Parts of the exercise:
a) According to the quantum dot passage, which method was used to synthesize the CdSe cores?
b) List every figure number cited in the quantum dot passage, in the order they first appear.
c) Duplicate the stretch of the quantum dot passage from "To adjust the" through "nanocrystals – Figure 2.3.".

Passage provided:
**********

2. I've learnt how to synthetize QDs using the "Cao" method for the cores (CdSe) and the SILAR approach to obtain thick mixed shells (/CdS/CdZnS/ZnS). QDs are semiconductors nanocrystals which have 2 main interesting properties to note here. Firstly, their emission spectrum is primarily a function of their size – Figure 2.1. Secondly, their absorption and emission spectras are asymetrical – Figure 2.2 – which is particularly intersting in the context of FRET: using a laser excitation as far as possible of the acceptor absorption spectrum minimize direct excitation (better signal to noise ratio) and maximize donor excitation.

To adjust the adsorption of QDs onto glass sufaces, various ligands exchanges have been used. These QDs have been caracterized spectrally in colloidal solutions and after their adsorption onto glass surfaces, which allowed me to affirm that the QDs ligands in solution have no influence on the spectral emission properties once the QDs are functionnalized onto the glass subtrates. In solution, I've also done measurements of emission lifetimes and evaluations of the Quantum Yield – Figures 2.4 et 2.5. The QY estimation of the cores φ_c doesn't rely on the comparison with a known emitter or an integration sphere: it is based on the spectral data and knowledge of the theoretical models of the electronic fine structure of the nanocrystals – Figure 2.3.

**********

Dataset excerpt
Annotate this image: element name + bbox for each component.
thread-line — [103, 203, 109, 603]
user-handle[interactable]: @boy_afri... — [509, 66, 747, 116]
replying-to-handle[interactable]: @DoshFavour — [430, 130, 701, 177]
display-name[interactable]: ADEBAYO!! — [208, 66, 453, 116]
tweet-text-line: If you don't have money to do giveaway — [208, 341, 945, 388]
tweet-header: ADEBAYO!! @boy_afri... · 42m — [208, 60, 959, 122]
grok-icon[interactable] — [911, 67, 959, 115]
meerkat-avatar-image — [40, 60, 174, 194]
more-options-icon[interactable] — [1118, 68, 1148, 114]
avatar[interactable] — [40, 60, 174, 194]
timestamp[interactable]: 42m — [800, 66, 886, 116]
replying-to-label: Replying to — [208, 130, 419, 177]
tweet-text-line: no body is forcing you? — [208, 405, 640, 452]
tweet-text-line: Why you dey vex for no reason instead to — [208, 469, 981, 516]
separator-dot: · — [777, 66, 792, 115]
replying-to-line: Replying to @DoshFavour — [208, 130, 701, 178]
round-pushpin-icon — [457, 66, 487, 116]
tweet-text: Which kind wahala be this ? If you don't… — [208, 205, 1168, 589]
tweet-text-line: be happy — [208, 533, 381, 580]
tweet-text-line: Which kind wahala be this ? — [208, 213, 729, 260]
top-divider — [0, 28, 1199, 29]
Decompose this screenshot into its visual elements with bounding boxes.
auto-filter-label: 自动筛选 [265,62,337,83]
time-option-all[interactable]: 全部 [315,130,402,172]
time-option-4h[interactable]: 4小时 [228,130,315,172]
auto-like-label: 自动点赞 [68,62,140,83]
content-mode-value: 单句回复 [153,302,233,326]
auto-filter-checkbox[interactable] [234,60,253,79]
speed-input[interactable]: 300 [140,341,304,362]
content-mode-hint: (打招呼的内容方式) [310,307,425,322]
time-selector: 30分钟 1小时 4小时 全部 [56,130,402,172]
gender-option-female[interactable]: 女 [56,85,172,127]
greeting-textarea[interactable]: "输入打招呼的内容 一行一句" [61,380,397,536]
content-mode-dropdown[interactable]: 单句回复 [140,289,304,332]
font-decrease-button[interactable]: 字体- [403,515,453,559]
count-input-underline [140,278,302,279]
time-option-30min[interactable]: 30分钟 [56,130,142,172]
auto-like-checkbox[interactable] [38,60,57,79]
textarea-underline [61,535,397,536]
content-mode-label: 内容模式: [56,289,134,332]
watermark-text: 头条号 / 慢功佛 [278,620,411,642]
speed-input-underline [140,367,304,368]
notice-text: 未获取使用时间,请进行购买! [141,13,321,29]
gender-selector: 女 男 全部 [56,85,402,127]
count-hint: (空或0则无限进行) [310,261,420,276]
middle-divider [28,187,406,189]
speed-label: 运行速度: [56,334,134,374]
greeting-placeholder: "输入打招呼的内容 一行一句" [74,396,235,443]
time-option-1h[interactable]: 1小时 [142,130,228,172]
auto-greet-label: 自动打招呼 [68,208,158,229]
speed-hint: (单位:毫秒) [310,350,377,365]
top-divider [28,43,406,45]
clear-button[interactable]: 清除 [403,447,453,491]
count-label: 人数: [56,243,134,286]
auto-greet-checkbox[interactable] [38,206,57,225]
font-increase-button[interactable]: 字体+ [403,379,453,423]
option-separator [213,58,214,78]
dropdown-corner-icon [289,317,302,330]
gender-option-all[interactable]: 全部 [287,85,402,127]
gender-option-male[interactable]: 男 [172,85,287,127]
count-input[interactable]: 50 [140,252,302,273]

**********

The results:
a) The "Cao" method.

b) Figure 2.1, Figure 2.2, Figure 2.4, Figure 2.5, Figure 2.3

c)
To adjust the adsorption of QDs onto glass sufaces, various ligands exchanges have been used. These QDs have been caracterized spectrally in colloidal solutions and after their adsorption onto glass surfaces, which allowed me to affirm that the QDs ligands in solution have no influence on the spectral emission properties once the QDs are functionnalized onto the glass subtrates. In solution, I've also done measurements of emission lifetimes and evaluations of the Quantum Yield – Figures 2.4 et 2.5. The QY estimation of the cores φ_c doesn't rely on the comparison with a known emitter or an integration sphere: it is based on the spectral data and knowledge of the theoretical models of the electronic fine structure of the nanocrystals – Figure 2.3.